## Task directions
The records below must be written out exactly, with every picture left behind.
________
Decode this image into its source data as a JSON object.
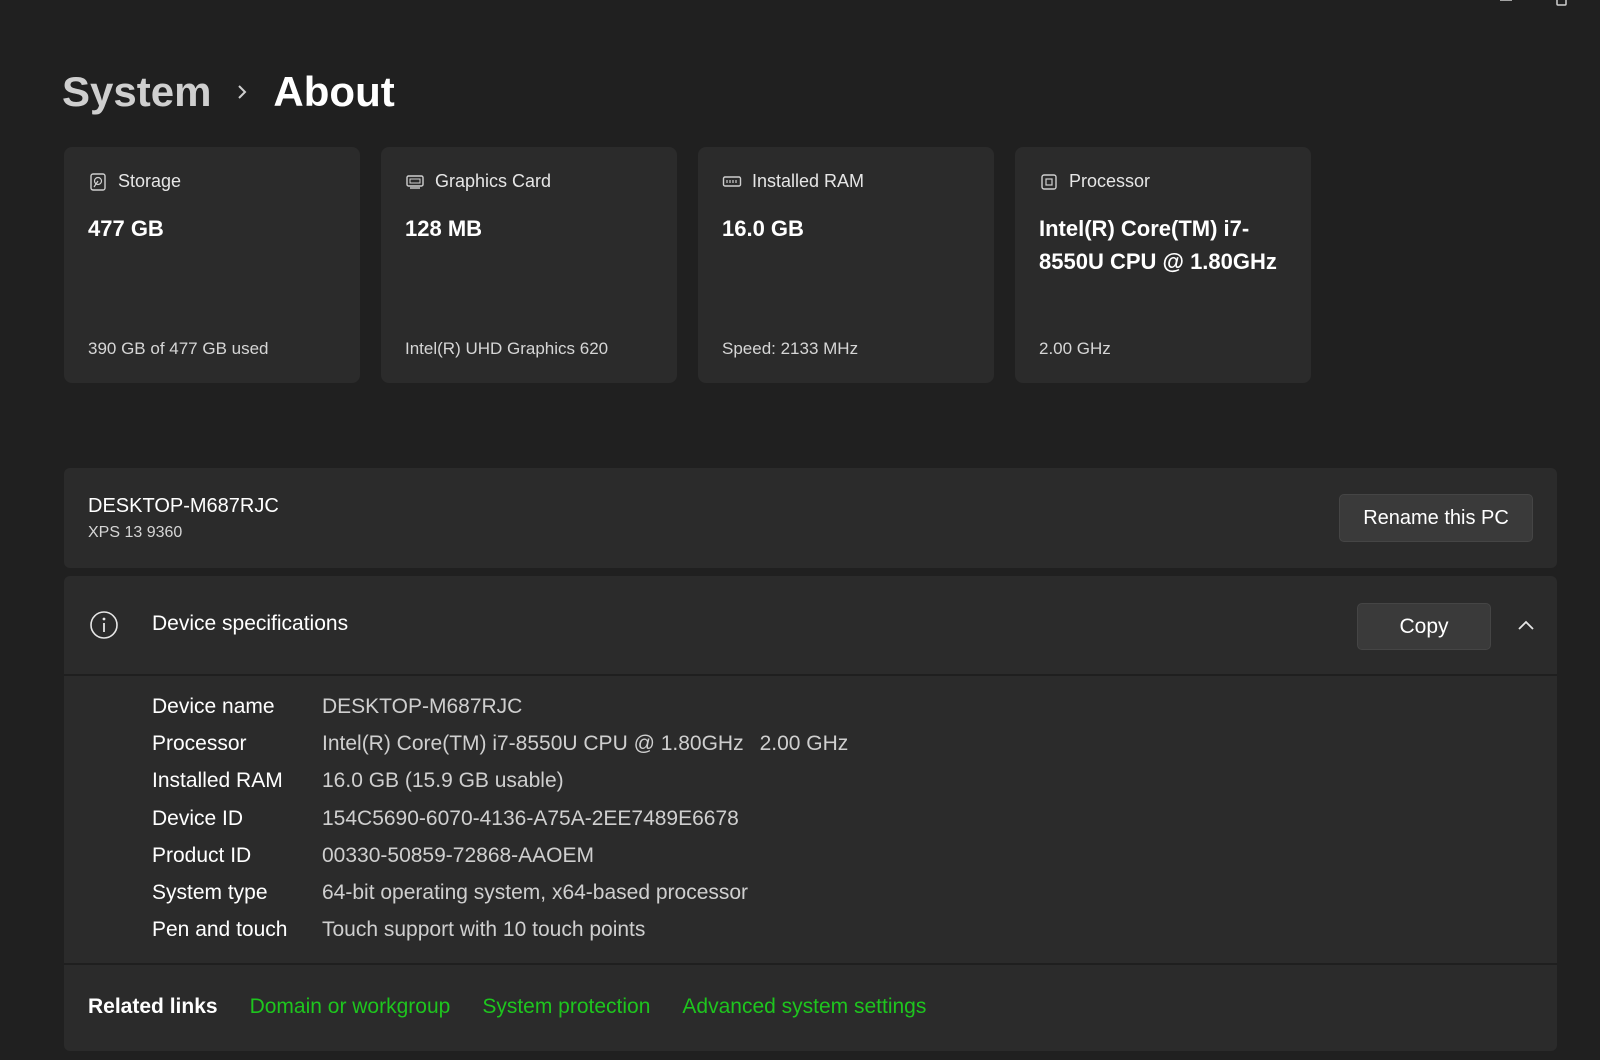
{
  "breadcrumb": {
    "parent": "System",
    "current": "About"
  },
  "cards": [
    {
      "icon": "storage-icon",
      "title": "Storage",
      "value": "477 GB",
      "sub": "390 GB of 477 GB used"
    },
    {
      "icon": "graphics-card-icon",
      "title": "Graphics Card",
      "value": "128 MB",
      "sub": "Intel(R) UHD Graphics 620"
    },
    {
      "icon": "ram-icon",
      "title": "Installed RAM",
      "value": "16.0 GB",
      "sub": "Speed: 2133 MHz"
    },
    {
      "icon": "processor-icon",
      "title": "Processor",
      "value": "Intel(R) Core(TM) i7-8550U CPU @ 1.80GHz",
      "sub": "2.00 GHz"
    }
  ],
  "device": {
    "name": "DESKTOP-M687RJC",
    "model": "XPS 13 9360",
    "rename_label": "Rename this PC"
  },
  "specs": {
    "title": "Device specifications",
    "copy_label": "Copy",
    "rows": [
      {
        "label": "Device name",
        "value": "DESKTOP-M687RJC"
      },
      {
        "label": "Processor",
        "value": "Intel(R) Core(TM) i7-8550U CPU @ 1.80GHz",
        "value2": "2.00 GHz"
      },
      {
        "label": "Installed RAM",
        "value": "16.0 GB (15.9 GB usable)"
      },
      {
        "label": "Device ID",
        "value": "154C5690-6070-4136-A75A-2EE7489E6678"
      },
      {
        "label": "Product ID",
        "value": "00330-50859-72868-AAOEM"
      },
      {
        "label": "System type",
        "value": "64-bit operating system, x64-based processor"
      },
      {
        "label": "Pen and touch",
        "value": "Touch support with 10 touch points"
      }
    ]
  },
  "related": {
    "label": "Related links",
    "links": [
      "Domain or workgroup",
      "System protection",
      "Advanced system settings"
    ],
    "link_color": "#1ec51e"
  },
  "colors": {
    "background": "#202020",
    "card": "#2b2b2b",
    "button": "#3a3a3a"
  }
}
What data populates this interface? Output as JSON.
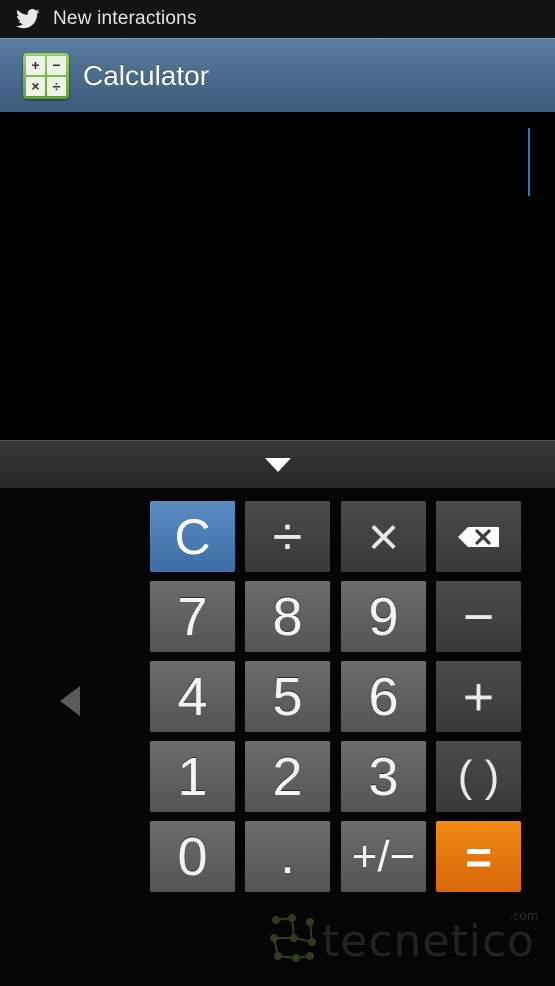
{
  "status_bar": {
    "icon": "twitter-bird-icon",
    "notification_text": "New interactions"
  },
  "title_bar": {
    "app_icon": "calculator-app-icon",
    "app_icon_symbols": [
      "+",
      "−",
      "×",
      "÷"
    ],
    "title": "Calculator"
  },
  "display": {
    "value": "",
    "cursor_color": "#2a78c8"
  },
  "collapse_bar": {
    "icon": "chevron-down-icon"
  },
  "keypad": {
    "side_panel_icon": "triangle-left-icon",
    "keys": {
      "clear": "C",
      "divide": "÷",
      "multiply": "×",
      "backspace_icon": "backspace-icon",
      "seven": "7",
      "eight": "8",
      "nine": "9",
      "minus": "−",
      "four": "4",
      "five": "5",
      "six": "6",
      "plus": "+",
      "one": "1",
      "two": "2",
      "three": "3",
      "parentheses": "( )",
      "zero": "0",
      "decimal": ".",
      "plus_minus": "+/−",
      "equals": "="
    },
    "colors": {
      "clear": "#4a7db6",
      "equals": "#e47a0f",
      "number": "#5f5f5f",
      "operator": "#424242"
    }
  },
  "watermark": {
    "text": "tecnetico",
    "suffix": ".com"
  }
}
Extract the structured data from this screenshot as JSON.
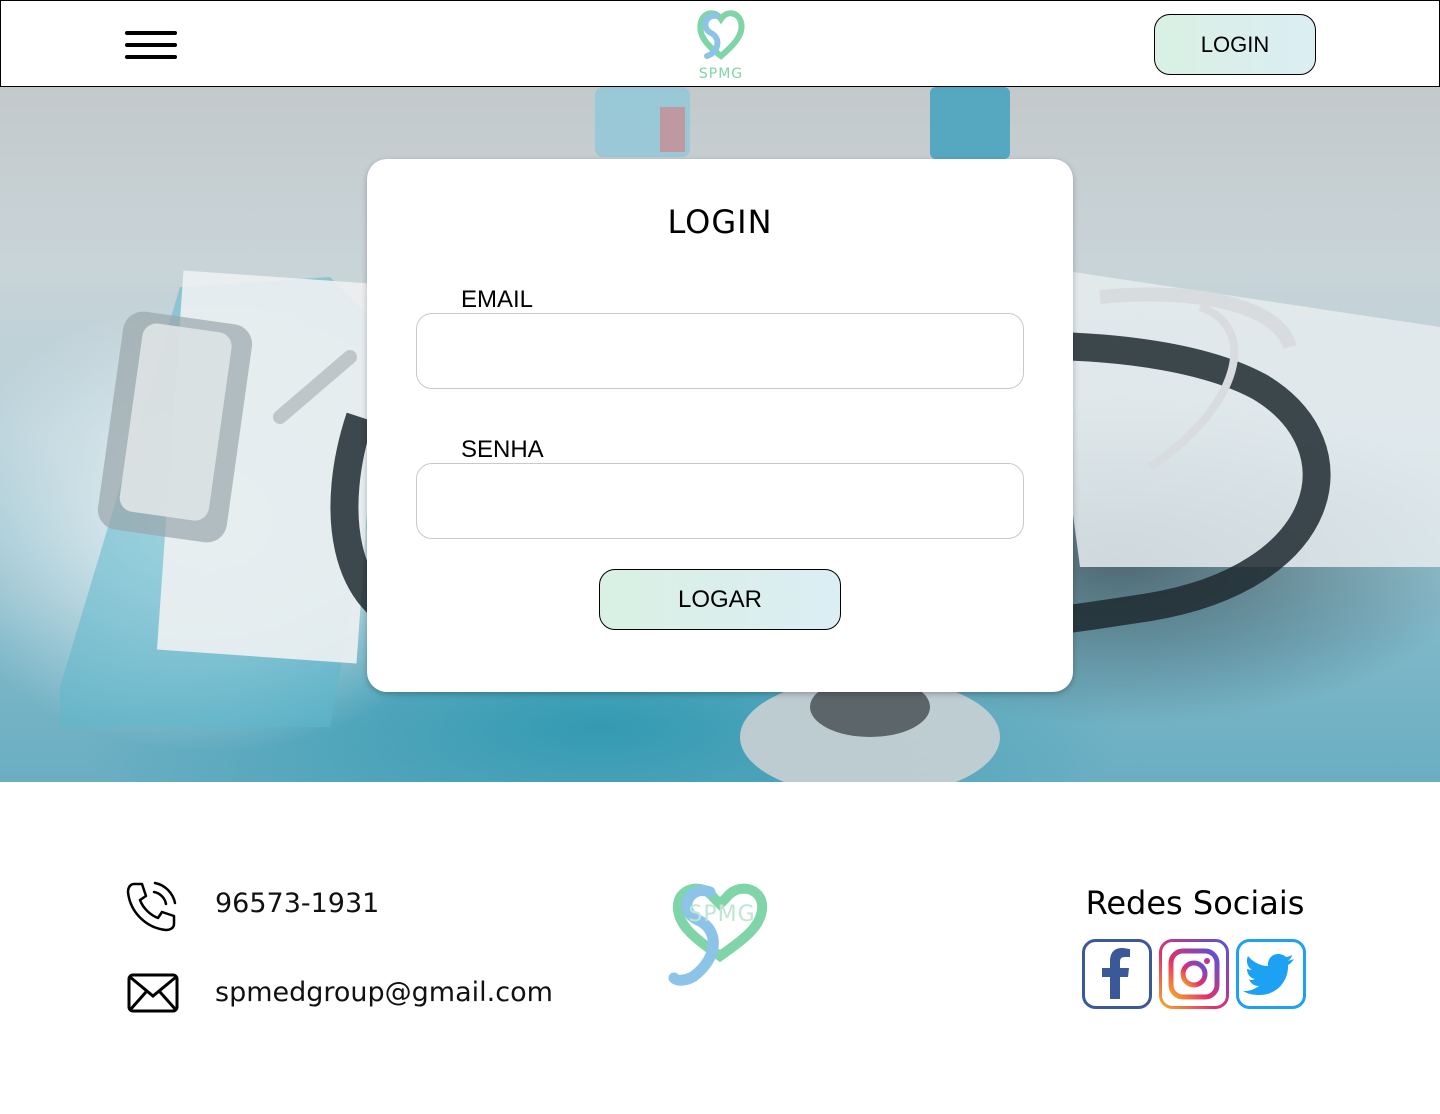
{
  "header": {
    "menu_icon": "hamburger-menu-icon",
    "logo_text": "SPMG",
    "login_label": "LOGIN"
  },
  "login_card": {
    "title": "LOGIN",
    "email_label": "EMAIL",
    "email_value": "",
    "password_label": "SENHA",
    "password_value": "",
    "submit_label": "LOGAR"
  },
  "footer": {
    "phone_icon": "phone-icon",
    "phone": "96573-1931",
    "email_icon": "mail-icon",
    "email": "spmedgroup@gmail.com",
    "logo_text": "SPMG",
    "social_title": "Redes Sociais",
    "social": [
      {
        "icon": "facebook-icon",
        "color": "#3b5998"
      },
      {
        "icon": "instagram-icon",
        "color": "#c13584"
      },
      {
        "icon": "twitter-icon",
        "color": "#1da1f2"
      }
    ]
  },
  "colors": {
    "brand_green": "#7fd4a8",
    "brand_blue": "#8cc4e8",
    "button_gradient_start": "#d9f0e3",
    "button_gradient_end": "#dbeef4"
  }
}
________
## Full answer
Decode this image into its source data as a JSON object.
{
  "breadcrumb": {
    "parent": "System",
    "current": "About"
  },
  "cards": [
    {
      "icon": "storage-icon",
      "title": "Storage",
      "value": "477 GB",
      "sub": "390 GB of 477 GB used"
    },
    {
      "icon": "graphics-card-icon",
      "title": "Graphics Card",
      "value": "128 MB",
      "sub": "Intel(R) UHD Graphics 620"
    },
    {
      "icon": "ram-icon",
      "title": "Installed RAM",
      "value": "16.0 GB",
      "sub": "Speed: 2133 MHz"
    },
    {
      "icon": "processor-icon",
      "title": "Processor",
      "value": "Intel(R) Core(TM) i7-8550U CPU @ 1.80GHz",
      "sub": "2.00 GHz"
    }
  ],
  "device": {
    "name": "DESKTOP-M687RJC",
    "model": "XPS 13 9360",
    "rename_label": "Rename this PC"
  },
  "specs": {
    "title": "Device specifications",
    "copy_label": "Copy",
    "rows": [
      {
        "label": "Device name",
        "value": "DESKTOP-M687RJC"
      },
      {
        "label": "Processor",
        "value": "Intel(R) Core(TM) i7-8550U CPU @ 1.80GHz",
        "value2": "2.00 GHz"
      },
      {
        "label": "Installed RAM",
        "value": "16.0 GB (15.9 GB usable)"
      },
      {
        "label": "Device ID",
        "value": "154C5690-6070-4136-A75A-2EE7489E6678"
      },
      {
        "label": "Product ID",
        "value": "00330-50859-72868-AAOEM"
      },
      {
        "label": "System type",
        "value": "64-bit operating system, x64-based processor"
      },
      {
        "label": "Pen and touch",
        "value": "Touch support with 10 touch points"
      }
    ]
  },
  "related": {
    "label": "Related links",
    "links": [
      "Domain or workgroup",
      "System protection",
      "Advanced system settings"
    ],
    "link_color": "#1ec51e"
  },
  "colors": {
    "background": "#202020",
    "card": "#2b2b2b",
    "button": "#3a3a3a"
  }
}
What data populates this interface? Output as JSON.
{
  "status_bar": {
    "icon": "twitter-bird-icon",
    "notification_text": "New interactions"
  },
  "title_bar": {
    "app_icon": "calculator-app-icon",
    "app_icon_symbols": [
      "+",
      "−",
      "×",
      "÷"
    ],
    "title": "Calculator"
  },
  "display": {
    "value": "",
    "cursor_color": "#2a78c8"
  },
  "collapse_bar": {
    "icon": "chevron-down-icon"
  },
  "keypad": {
    "side_panel_icon": "triangle-left-icon",
    "keys": {
      "clear": "C",
      "divide": "÷",
      "multiply": "×",
      "backspace_icon": "backspace-icon",
      "seven": "7",
      "eight": "8",
      "nine": "9",
      "minus": "−",
      "four": "4",
      "five": "5",
      "six": "6",
      "plus": "+",
      "one": "1",
      "two": "2",
      "three": "3",
      "parentheses": "( )",
      "zero": "0",
      "decimal": ".",
      "plus_minus": "+/−",
      "equals": "="
    },
    "colors": {
      "clear": "#4a7db6",
      "equals": "#e47a0f",
      "number": "#5f5f5f",
      "operator": "#424242"
    }
  },
  "watermark": {
    "text": "tecnetico",
    "suffix": ".com"
  }
}
Extract the structured data from this screenshot as JSON.
{
  "header": {
    "menu_icon": "hamburger-menu-icon",
    "logo_text": "SPMG",
    "login_label": "LOGIN"
  },
  "login_card": {
    "title": "LOGIN",
    "email_label": "EMAIL",
    "email_value": "",
    "password_label": "SENHA",
    "password_value": "",
    "submit_label": "LOGAR"
  },
  "footer": {
    "phone_icon": "phone-icon",
    "phone": "96573-1931",
    "email_icon": "mail-icon",
    "email": "spmedgroup@gmail.com",
    "logo_text": "SPMG",
    "social_title": "Redes Sociais",
    "social": [
      {
        "icon": "facebook-icon",
        "color": "#3b5998"
      },
      {
        "icon": "instagram-icon",
        "color": "#c13584"
      },
      {
        "icon": "twitter-icon",
        "color": "#1da1f2"
      }
    ]
  },
  "colors": {
    "brand_green": "#7fd4a8",
    "brand_blue": "#8cc4e8",
    "button_gradient_start": "#d9f0e3",
    "button_gradient_end": "#dbeef4"
  }
}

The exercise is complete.